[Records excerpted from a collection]

——————————

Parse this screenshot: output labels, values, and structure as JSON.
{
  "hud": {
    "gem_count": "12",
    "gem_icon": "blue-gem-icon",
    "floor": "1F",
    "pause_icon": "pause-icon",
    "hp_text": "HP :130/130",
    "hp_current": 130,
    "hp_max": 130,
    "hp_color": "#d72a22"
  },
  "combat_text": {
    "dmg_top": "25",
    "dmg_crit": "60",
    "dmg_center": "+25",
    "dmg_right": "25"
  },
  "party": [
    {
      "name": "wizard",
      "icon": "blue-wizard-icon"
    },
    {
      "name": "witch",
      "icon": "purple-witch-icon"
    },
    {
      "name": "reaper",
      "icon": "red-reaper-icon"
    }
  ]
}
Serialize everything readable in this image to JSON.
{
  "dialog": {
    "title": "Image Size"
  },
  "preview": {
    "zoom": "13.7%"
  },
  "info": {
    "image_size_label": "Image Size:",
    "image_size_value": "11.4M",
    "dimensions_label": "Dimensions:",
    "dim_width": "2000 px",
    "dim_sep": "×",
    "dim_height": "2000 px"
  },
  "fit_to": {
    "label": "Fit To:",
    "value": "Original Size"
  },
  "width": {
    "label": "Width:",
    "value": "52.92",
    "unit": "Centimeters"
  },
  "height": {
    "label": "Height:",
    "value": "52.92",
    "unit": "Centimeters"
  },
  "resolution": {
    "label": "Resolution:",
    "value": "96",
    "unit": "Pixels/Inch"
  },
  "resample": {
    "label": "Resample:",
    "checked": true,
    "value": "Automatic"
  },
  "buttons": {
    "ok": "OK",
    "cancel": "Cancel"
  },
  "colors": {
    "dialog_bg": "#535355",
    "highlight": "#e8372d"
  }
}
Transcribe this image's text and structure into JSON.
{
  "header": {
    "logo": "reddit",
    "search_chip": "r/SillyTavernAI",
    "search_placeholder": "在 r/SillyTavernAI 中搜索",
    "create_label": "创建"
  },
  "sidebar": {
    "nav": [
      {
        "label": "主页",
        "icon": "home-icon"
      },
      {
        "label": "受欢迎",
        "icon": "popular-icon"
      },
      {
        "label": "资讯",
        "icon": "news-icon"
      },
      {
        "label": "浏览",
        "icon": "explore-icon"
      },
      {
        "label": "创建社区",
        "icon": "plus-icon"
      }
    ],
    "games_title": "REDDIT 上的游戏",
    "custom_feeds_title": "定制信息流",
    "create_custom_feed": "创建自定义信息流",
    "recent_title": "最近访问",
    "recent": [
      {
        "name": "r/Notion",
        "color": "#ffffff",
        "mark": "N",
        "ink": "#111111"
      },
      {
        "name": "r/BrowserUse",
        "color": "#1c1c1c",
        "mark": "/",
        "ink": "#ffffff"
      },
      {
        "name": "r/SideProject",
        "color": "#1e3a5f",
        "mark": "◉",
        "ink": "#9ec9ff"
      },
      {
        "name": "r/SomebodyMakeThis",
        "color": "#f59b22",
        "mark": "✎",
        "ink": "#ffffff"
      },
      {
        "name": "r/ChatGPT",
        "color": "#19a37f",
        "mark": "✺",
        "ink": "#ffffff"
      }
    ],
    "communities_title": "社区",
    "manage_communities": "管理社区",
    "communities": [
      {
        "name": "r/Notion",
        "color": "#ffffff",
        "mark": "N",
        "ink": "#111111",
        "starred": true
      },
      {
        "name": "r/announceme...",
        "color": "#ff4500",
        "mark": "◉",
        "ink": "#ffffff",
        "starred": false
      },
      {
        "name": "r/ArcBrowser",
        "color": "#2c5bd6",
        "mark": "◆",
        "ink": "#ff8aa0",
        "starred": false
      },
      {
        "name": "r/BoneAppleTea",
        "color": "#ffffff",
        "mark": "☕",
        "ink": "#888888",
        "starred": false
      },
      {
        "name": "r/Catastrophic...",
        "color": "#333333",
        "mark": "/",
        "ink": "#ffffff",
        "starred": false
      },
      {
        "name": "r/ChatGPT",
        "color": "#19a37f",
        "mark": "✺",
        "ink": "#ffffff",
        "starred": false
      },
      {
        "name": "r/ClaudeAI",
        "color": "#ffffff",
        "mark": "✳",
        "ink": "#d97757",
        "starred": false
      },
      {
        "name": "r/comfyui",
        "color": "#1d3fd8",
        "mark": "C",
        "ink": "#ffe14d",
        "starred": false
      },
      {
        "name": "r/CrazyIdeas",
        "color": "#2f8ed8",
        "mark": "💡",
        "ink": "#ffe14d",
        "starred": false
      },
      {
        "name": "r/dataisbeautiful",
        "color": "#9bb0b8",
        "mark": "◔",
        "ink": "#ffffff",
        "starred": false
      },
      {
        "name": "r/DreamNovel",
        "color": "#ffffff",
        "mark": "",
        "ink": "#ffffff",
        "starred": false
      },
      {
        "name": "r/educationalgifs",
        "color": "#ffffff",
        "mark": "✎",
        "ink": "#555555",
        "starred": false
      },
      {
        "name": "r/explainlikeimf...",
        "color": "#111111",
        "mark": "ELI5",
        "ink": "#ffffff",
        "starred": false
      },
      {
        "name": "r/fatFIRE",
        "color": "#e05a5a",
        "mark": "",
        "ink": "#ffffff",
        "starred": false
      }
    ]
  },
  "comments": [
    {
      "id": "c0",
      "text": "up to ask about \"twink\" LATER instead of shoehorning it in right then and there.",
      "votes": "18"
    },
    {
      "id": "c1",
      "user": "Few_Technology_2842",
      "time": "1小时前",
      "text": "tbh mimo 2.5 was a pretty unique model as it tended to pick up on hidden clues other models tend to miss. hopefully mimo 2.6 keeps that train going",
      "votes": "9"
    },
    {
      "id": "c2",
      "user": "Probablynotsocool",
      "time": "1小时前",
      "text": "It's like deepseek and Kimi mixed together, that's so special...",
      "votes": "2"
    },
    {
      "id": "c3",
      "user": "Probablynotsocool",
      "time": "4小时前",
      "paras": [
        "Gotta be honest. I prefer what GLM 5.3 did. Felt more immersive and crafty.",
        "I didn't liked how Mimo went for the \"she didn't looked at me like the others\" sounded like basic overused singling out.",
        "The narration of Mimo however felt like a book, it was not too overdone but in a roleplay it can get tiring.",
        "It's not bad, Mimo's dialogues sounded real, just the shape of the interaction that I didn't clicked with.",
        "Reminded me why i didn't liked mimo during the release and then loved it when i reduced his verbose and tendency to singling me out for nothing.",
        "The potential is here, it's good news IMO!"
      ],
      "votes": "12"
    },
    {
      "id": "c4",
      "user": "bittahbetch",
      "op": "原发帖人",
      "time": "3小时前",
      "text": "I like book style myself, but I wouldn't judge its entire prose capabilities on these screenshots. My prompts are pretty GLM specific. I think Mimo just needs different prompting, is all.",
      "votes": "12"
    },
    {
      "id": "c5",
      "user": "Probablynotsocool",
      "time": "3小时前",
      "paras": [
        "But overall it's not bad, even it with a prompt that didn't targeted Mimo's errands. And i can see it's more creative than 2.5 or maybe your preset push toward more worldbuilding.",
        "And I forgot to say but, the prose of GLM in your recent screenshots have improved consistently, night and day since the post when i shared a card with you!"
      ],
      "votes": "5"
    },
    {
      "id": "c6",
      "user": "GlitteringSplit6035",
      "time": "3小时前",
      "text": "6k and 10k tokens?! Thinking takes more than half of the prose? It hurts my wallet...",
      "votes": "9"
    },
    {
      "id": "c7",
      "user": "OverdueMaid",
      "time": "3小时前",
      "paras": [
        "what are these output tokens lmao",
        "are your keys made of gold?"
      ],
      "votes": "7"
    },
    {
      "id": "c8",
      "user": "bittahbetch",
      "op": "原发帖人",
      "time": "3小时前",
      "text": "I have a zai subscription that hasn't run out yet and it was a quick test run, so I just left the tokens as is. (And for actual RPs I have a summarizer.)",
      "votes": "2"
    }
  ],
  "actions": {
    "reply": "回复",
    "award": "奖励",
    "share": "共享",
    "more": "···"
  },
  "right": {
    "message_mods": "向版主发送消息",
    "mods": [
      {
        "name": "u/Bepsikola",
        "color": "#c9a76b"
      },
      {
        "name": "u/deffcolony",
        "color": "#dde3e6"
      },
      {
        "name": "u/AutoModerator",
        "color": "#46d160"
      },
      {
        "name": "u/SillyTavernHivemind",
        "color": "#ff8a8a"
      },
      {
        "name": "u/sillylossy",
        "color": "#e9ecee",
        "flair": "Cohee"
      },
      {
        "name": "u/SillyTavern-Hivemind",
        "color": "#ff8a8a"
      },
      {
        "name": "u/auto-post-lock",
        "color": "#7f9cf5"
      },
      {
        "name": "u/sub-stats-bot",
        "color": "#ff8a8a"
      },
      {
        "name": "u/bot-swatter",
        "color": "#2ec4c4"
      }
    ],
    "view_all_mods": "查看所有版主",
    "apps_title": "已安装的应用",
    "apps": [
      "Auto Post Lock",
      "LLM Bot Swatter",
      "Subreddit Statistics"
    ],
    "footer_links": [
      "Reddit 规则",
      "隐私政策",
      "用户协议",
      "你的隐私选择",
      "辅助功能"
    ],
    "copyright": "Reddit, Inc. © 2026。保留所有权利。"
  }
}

——————————

- AIM OF THE TASK
Write out every line of the preceding listing that contains "more".

- TASK OUTPUT
        "Gotta be honest. I prefer what GLM 5.3 did. Felt more immersive and crafty.",
        "But overall it's not bad, even it with a prompt that didn't targeted Mimo's errands. And i can see it's more creative than 2.5 or maybe your preset push toward more worldbuilding.",
      "text": "6k and 10k tokens?! Thinking takes more than half of the prose? It hurts my wallet...",
    "more": "···"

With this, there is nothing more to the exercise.